--- Start of Records provided ---

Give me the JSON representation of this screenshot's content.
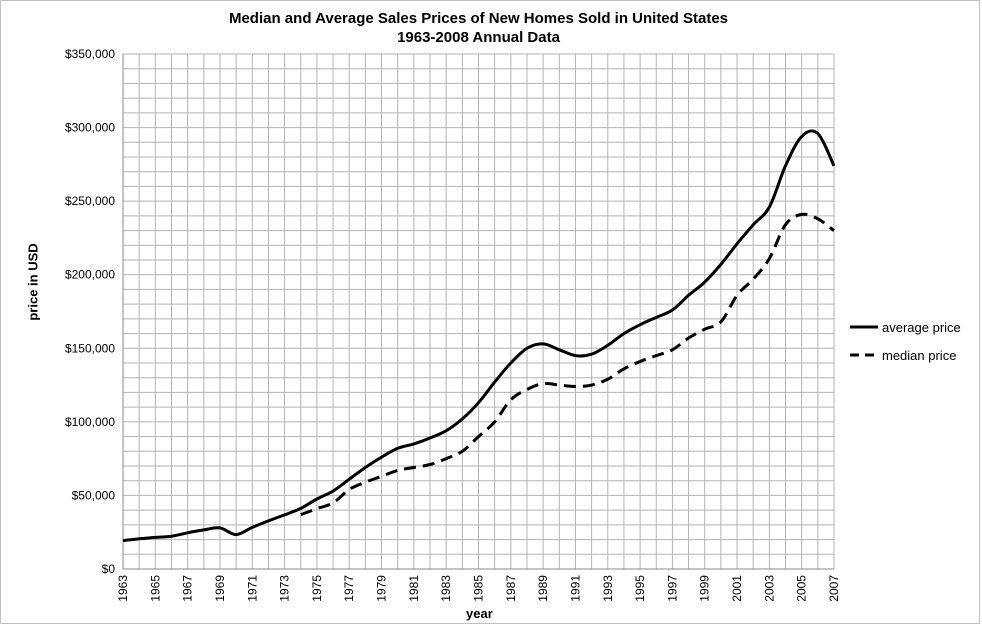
{
  "chart_data": {
    "type": "line",
    "title": "Median and Average Sales Prices of New Homes Sold in United States",
    "subtitle": "1963-2008 Annual Data",
    "xlabel": "year",
    "ylabel": "price in USD",
    "xlim": [
      1963,
      2007
    ],
    "ylim": [
      0,
      350000
    ],
    "yticks": [
      "$0",
      "$50,000",
      "$100,000",
      "$150,000",
      "$200,000",
      "$250,000",
      "$300,000",
      "$350,000"
    ],
    "ytick_values": [
      0,
      50000,
      100000,
      150000,
      200000,
      250000,
      300000,
      350000
    ],
    "xticks": [
      "1963",
      "1965",
      "1967",
      "1969",
      "1971",
      "1973",
      "1975",
      "1977",
      "1979",
      "1981",
      "1983",
      "1985",
      "1987",
      "1989",
      "1991",
      "1993",
      "1995",
      "1997",
      "1999",
      "2001",
      "2003",
      "2005",
      "2007"
    ],
    "grid": true,
    "legend_position": "right",
    "x": [
      1963,
      1964,
      1965,
      1966,
      1967,
      1968,
      1969,
      1970,
      1971,
      1972,
      1973,
      1974,
      1975,
      1976,
      1977,
      1978,
      1979,
      1980,
      1981,
      1982,
      1983,
      1984,
      1985,
      1986,
      1987,
      1988,
      1989,
      1990,
      1991,
      1992,
      1993,
      1994,
      1995,
      1996,
      1997,
      1998,
      1999,
      2000,
      2001,
      2002,
      2003,
      2004,
      2005,
      2006,
      2007
    ],
    "series": [
      {
        "name": "average price",
        "style": "solid",
        "values": [
          19300,
          20500,
          21500,
          22300,
          24600,
          26600,
          27900,
          23400,
          28300,
          32700,
          36800,
          41200,
          47600,
          53000,
          61000,
          69000,
          76000,
          82000,
          85000,
          89000,
          94000,
          102000,
          113000,
          127000,
          140000,
          150000,
          153000,
          149000,
          145000,
          146000,
          152000,
          160000,
          166000,
          171000,
          176000,
          186000,
          195000,
          207000,
          221000,
          234000,
          246000,
          274000,
          294000,
          296000,
          274000
        ]
      },
      {
        "name": "median price",
        "style": "dashed",
        "values": [
          null,
          null,
          null,
          null,
          null,
          null,
          null,
          null,
          null,
          null,
          null,
          37000,
          41000,
          45000,
          54000,
          59000,
          63000,
          67000,
          69000,
          71000,
          75000,
          80000,
          90000,
          100000,
          115000,
          122000,
          126000,
          125000,
          124000,
          125000,
          129000,
          136000,
          141000,
          145000,
          149000,
          157000,
          163000,
          168000,
          186000,
          197000,
          211000,
          234000,
          241000,
          238000,
          230000
        ]
      }
    ]
  },
  "colors": {
    "line": "#000000",
    "grid": "#b3b3b3",
    "axis": "#888888"
  }
}
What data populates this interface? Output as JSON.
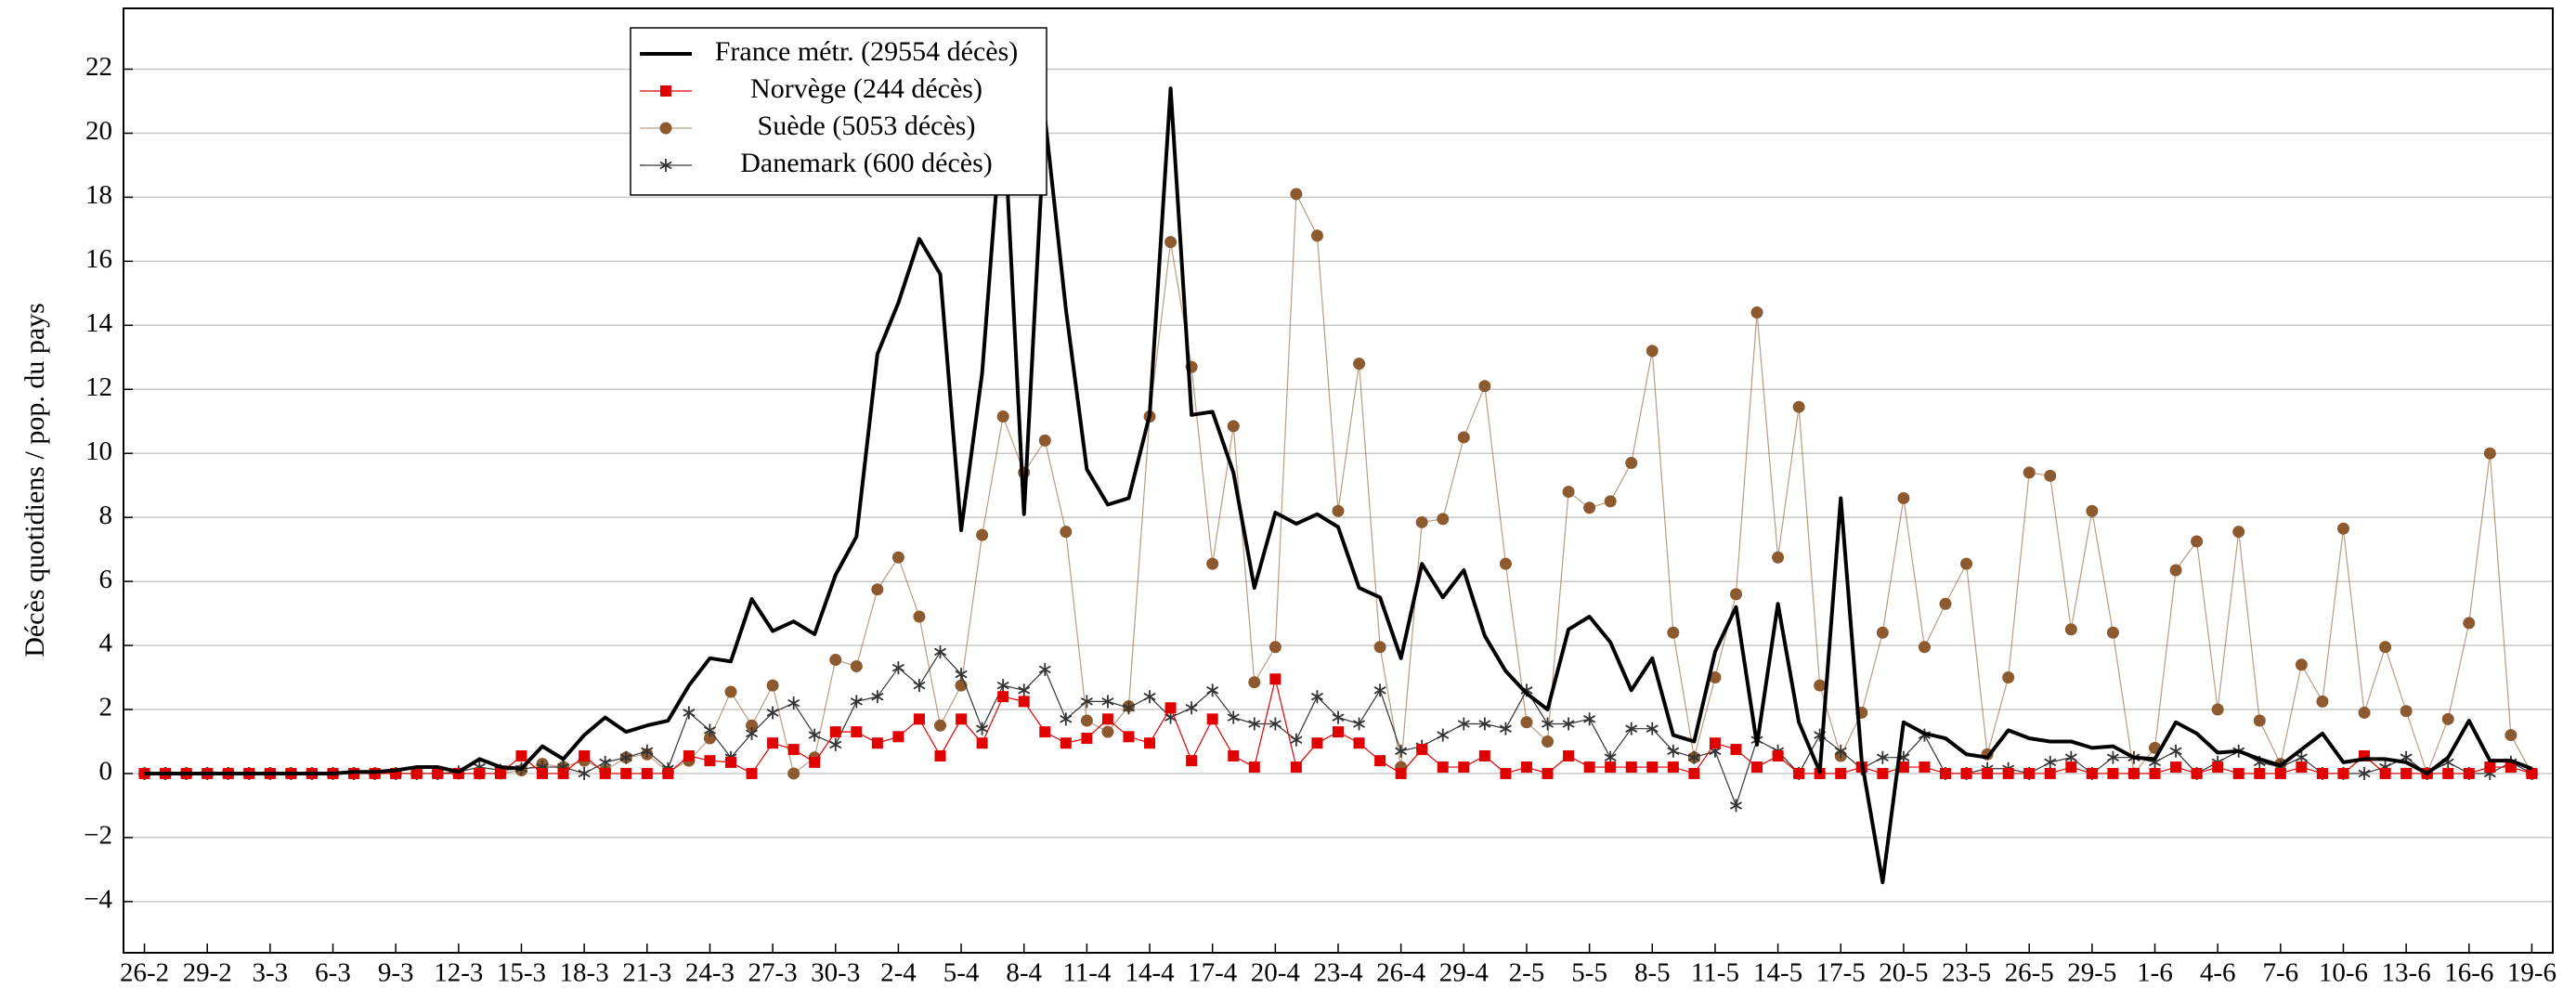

--- End of Records provided ---

Written exercise =>
Gather each line from the entries above that includes the word "name".

Result of the task =>
        "name": "average price",
        "name": "median price",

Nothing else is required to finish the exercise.